*** EXTRACTED MATERIAL ***

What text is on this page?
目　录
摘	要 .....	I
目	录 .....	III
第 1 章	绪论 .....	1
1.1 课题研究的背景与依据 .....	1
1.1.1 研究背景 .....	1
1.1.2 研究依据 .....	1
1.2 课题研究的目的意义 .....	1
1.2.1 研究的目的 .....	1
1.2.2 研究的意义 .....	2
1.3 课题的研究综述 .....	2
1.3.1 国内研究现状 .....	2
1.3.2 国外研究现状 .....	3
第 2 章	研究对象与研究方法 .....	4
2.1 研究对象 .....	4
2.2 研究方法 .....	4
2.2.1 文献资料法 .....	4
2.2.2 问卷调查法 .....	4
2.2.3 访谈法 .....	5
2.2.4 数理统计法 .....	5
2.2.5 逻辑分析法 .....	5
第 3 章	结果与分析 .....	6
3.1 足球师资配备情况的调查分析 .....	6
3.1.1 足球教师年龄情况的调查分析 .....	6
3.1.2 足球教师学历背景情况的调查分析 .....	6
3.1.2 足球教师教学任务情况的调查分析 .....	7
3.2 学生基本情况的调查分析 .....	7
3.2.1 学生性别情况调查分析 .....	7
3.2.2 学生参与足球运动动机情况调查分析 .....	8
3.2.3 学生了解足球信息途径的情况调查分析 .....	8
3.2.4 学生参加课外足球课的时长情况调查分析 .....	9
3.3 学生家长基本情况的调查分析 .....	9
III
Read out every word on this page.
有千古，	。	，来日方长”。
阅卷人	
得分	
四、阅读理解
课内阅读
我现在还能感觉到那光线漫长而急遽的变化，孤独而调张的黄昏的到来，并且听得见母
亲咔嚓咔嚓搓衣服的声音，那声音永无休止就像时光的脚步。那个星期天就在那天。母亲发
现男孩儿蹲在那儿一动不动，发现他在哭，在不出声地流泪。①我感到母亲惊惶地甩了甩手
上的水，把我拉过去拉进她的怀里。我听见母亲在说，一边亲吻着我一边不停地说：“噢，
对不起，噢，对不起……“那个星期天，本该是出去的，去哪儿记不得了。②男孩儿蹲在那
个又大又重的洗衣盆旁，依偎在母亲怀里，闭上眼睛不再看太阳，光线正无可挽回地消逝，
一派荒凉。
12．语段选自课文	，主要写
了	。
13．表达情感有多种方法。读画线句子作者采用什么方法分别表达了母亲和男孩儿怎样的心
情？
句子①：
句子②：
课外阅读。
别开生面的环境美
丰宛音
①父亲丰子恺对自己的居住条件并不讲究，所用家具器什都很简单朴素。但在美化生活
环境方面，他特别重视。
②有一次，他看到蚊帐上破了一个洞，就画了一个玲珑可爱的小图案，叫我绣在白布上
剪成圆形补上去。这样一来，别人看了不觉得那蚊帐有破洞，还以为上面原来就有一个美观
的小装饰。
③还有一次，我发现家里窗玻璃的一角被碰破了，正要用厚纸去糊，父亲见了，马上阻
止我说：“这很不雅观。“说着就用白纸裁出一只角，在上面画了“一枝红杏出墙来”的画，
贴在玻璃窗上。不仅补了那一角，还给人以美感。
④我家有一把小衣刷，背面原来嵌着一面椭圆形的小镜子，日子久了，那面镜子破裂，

***

- YOUR TASK
Repeat all of the records above exactly as they appear.

- TASK RESPONSE
What text is on this page?
目　录
摘	要 .....	I
目	录 .....	III
第 1 章	绪论 .....	1
1.1 课题研究的背景与依据 .....	1
1.1.1 研究背景 .....	1
1.1.2 研究依据 .....	1
1.2 课题研究的目的意义 .....	1
1.2.1 研究的目的 .....	1
1.2.2 研究的意义 .....	2
1.3 课题的研究综述 .....	2
1.3.1 国内研究现状 .....	2
1.3.2 国外研究现状 .....	3
第 2 章	研究对象与研究方法 .....	4
2.1 研究对象 .....	4
2.2 研究方法 .....	4
2.2.1 文献资料法 .....	4
2.2.2 问卷调查法 .....	4
2.2.3 访谈法 .....	5
2.2.4 数理统计法 .....	5
2.2.5 逻辑分析法 .....	5
第 3 章	结果与分析 .....	6
3.1 足球师资配备情况的调查分析 .....	6
3.1.1 足球教师年龄情况的调查分析 .....	6
3.1.2 足球教师学历背景情况的调查分析 .....	6
3.1.2 足球教师教学任务情况的调查分析 .....	7
3.2 学生基本情况的调查分析 .....	7
3.2.1 学生性别情况调查分析 .....	7
3.2.2 学生参与足球运动动机情况调查分析 .....	8
3.2.3 学生了解足球信息途径的情况调查分析 .....	8
3.2.4 学生参加课外足球课的时长情况调查分析 .....	9
3.3 学生家长基本情况的调查分析 .....	9
III
Read out every word on this page.
有千古，	。	，来日方长”。
阅卷人	
得分	
四、阅读理解
课内阅读
我现在还能感觉到那光线漫长而急遽的变化，孤独而调张的黄昏的到来，并且听得见母
亲咔嚓咔嚓搓衣服的声音，那声音永无休止就像时光的脚步。那个星期天就在那天。母亲发
现男孩儿蹲在那儿一动不动，发现他在哭，在不出声地流泪。①我感到母亲惊惶地甩了甩手
上的水，把我拉过去拉进她的怀里。我听见母亲在说，一边亲吻着我一边不停地说：“噢，
对不起，噢，对不起……“那个星期天，本该是出去的，去哪儿记不得了。②男孩儿蹲在那
个又大又重的洗衣盆旁，依偎在母亲怀里，闭上眼睛不再看太阳，光线正无可挽回地消逝，
一派荒凉。
12．语段选自课文	，主要写
了	。
13．表达情感有多种方法。读画线句子作者采用什么方法分别表达了母亲和男孩儿怎样的心
情？
句子①：
句子②：
课外阅读。
别开生面的环境美
丰宛音
①父亲丰子恺对自己的居住条件并不讲究，所用家具器什都很简单朴素。但在美化生活
环境方面，他特别重视。
②有一次，他看到蚊帐上破了一个洞，就画了一个玲珑可爱的小图案，叫我绣在白布上
剪成圆形补上去。这样一来，别人看了不觉得那蚊帐有破洞，还以为上面原来就有一个美观
的小装饰。
③还有一次，我发现家里窗玻璃的一角被碰破了，正要用厚纸去糊，父亲见了，马上阻
止我说：“这很不雅观。“说着就用白纸裁出一只角，在上面画了“一枝红杏出墙来”的画，
贴在玻璃窗上。不仅补了那一角，还给人以美感。
④我家有一把小衣刷，背面原来嵌着一面椭圆形的小镜子，日子久了，那面镜子破裂，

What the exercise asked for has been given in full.